Pull each line holding the word "ABC中" from the data.
↓↓↓
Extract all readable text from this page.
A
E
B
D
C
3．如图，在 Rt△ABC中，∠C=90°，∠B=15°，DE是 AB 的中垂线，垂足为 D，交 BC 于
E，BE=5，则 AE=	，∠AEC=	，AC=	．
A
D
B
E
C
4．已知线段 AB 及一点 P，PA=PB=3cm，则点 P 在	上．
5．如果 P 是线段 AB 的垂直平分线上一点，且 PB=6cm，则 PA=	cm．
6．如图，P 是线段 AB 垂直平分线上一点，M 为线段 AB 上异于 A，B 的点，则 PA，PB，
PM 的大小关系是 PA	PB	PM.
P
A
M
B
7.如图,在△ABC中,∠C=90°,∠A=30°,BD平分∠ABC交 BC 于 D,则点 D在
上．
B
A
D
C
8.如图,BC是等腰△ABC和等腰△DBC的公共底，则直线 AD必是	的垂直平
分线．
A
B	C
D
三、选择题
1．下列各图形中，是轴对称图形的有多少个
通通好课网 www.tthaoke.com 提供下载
↑↑↑
## WRITTEN RESPONSE
3．如图，在 Rt△ABC中，∠C=90°，∠B=15°，DE是 AB 的中垂线，垂足为 D，交 BC 于
7.如图,在△ABC中,∠C=90°,∠A=30°,BD平分∠ABC交 BC 于 D,则点 D在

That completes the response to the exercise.